## What is asked
Check every line of the entries for "Reducing", and copy the lines that hold it.

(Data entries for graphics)
········

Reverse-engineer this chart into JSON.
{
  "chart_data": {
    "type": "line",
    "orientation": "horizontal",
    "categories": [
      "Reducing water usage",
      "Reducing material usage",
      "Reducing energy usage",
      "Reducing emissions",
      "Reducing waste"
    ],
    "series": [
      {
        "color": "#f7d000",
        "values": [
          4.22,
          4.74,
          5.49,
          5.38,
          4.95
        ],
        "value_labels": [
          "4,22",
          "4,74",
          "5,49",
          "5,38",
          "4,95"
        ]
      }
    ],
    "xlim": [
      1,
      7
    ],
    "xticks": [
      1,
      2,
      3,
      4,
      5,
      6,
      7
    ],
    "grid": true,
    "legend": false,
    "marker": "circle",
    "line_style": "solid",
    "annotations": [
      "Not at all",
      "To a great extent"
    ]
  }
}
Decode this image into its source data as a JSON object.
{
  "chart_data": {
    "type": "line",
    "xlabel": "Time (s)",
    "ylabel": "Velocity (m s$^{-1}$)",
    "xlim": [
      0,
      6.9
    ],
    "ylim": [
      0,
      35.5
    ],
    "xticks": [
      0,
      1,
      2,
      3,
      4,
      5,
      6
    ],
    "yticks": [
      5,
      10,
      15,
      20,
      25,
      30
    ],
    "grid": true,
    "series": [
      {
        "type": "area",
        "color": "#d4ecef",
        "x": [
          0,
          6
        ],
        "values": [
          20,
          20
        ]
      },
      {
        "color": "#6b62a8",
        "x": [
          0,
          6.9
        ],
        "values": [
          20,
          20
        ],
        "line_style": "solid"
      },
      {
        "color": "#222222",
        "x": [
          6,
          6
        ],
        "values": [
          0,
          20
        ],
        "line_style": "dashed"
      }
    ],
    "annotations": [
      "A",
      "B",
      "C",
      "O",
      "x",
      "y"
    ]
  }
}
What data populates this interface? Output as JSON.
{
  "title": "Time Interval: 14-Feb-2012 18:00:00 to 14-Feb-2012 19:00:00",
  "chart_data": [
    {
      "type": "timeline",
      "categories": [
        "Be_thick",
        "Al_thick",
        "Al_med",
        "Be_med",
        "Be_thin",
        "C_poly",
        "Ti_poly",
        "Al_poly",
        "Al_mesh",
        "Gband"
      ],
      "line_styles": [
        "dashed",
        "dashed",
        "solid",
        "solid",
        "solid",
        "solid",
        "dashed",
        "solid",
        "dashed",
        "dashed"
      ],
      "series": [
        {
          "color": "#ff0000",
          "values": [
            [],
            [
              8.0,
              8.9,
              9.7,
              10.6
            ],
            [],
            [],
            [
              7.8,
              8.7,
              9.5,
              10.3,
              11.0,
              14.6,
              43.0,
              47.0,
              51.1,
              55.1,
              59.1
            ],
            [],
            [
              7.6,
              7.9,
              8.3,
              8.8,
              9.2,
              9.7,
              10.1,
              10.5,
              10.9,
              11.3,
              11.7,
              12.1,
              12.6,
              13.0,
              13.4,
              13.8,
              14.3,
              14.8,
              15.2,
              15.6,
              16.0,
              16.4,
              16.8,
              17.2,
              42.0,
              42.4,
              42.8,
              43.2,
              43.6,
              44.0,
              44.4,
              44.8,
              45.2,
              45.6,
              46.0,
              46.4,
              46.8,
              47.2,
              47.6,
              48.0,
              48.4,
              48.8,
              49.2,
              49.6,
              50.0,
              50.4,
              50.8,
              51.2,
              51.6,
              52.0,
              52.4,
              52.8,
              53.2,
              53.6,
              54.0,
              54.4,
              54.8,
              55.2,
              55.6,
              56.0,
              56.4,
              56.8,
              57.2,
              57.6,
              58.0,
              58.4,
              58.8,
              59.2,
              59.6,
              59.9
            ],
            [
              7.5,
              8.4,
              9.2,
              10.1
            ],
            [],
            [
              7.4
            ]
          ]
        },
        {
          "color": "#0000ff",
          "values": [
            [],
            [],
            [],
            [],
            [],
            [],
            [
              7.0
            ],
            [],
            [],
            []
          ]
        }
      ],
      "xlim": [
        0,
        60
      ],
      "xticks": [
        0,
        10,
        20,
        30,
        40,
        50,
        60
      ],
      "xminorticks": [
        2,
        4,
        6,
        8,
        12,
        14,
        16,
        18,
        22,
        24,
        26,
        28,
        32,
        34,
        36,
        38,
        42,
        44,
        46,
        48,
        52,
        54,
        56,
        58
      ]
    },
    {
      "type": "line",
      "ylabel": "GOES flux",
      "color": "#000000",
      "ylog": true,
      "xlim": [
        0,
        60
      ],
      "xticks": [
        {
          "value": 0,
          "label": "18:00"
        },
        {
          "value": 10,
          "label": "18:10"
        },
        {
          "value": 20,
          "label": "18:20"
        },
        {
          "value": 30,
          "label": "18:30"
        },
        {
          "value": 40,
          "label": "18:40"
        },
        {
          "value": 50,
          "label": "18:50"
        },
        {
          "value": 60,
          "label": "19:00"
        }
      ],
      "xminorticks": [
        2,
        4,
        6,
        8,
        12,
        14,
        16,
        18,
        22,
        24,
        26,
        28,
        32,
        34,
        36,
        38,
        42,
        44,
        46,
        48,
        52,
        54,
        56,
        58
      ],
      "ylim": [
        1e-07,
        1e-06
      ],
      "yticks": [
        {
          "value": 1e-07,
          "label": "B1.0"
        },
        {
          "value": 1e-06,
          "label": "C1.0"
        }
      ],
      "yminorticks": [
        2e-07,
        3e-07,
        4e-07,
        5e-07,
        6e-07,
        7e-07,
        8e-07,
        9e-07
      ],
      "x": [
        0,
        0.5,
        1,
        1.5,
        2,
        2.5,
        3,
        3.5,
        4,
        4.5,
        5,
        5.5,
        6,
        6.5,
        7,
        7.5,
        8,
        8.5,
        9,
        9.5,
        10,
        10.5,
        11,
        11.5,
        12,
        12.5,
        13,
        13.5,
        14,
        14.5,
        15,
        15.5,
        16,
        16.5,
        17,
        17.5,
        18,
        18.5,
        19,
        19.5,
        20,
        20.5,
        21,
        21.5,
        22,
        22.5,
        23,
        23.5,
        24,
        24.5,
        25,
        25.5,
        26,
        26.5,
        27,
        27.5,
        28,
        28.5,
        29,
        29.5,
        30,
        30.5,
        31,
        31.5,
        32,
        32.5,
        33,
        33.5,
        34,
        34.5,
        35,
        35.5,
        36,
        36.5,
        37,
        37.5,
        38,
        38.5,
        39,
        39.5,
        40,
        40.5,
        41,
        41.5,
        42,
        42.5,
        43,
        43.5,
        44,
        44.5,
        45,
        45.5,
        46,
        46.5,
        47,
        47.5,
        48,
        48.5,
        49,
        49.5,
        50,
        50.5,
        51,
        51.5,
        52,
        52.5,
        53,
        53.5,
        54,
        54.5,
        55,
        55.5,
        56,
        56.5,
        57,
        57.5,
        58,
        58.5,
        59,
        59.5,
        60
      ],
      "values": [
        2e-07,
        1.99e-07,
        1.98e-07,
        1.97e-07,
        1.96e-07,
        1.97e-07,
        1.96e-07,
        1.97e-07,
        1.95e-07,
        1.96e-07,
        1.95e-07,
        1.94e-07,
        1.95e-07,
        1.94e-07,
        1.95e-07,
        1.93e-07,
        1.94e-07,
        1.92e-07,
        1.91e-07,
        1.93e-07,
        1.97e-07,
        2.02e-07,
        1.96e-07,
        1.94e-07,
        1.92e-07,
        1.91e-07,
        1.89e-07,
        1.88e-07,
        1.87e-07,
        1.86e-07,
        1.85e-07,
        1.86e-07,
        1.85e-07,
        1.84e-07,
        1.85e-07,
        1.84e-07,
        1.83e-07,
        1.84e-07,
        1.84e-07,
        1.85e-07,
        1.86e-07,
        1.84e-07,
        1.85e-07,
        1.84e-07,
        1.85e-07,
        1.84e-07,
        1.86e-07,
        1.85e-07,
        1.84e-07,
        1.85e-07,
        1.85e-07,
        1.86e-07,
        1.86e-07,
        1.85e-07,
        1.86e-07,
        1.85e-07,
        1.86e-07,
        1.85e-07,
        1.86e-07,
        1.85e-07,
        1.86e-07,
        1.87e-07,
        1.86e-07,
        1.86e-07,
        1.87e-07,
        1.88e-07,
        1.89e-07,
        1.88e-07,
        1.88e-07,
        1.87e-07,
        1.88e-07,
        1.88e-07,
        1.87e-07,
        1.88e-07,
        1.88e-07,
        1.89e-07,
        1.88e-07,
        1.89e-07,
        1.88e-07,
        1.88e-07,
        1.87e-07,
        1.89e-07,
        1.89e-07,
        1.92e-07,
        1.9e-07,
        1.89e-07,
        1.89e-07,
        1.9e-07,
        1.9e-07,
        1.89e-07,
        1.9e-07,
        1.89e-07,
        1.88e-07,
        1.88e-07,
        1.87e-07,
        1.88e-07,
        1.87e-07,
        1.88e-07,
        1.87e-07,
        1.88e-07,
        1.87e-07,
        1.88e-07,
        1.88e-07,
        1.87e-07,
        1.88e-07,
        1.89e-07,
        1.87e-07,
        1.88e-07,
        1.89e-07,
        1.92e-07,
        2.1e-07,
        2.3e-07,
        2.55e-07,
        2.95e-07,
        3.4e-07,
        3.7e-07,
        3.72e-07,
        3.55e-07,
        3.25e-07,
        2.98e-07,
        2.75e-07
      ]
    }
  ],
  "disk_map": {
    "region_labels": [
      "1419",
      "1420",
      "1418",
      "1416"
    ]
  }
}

········

## Answer for the task
      "Reducing water usage",
      "Reducing material usage",
      "Reducing energy usage",
      "Reducing emissions",
      "Reducing waste"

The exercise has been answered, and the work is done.